Stored entries:
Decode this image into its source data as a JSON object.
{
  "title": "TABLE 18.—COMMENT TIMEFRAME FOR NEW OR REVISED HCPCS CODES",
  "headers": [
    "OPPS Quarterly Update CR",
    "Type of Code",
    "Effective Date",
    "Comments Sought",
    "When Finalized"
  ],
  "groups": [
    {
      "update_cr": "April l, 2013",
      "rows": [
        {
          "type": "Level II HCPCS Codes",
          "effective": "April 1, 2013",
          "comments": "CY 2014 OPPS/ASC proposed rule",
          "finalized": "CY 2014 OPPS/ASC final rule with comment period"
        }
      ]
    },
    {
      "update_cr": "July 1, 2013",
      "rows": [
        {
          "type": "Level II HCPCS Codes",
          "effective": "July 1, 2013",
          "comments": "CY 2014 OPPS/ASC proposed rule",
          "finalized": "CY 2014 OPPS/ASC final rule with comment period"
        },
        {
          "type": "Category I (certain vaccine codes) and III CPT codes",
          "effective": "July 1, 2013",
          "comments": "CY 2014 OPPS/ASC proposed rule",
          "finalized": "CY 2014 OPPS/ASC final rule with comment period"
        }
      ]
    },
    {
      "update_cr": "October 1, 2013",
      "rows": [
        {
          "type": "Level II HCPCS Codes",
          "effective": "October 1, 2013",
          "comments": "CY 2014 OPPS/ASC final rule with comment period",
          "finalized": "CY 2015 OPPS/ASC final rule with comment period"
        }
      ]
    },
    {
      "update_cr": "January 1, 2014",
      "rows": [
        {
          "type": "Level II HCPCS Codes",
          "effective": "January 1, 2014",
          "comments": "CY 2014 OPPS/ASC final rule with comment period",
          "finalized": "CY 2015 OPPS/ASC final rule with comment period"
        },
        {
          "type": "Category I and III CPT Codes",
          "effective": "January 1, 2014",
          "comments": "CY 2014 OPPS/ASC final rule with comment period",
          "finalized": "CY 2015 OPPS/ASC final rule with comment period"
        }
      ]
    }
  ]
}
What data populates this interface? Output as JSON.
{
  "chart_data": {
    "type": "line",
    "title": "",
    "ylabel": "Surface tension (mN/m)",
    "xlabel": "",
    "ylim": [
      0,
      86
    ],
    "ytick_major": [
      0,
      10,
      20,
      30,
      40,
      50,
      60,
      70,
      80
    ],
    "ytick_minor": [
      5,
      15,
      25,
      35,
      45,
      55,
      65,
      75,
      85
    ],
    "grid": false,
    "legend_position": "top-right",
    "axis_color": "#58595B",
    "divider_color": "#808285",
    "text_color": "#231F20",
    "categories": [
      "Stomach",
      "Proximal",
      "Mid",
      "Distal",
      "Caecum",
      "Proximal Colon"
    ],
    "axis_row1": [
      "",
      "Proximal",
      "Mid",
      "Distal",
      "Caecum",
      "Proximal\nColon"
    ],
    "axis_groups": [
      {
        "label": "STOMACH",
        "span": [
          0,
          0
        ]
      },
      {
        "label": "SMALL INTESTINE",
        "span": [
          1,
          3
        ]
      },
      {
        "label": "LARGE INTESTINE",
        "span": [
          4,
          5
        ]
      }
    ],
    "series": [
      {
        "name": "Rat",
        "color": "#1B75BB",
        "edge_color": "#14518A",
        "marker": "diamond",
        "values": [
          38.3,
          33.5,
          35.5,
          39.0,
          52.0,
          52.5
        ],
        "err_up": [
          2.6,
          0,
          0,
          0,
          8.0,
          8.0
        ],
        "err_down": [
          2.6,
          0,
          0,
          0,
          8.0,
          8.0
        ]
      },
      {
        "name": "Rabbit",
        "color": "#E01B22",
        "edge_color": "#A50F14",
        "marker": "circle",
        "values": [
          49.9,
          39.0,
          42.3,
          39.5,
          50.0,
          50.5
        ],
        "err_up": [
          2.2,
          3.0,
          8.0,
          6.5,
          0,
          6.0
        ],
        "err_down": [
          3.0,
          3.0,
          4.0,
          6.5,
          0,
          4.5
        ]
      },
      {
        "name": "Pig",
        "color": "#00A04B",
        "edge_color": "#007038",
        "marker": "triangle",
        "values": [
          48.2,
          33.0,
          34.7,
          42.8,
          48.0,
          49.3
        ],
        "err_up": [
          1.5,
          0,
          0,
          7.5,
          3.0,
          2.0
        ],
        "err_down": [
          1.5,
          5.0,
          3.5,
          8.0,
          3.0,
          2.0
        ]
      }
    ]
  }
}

**THE TASK**. Extract every line containing the string "this" from the data above.

**TASK OUTPUT**.
Decode this image into its source data as a JSON object.
What data populates this interface? Output as JSON.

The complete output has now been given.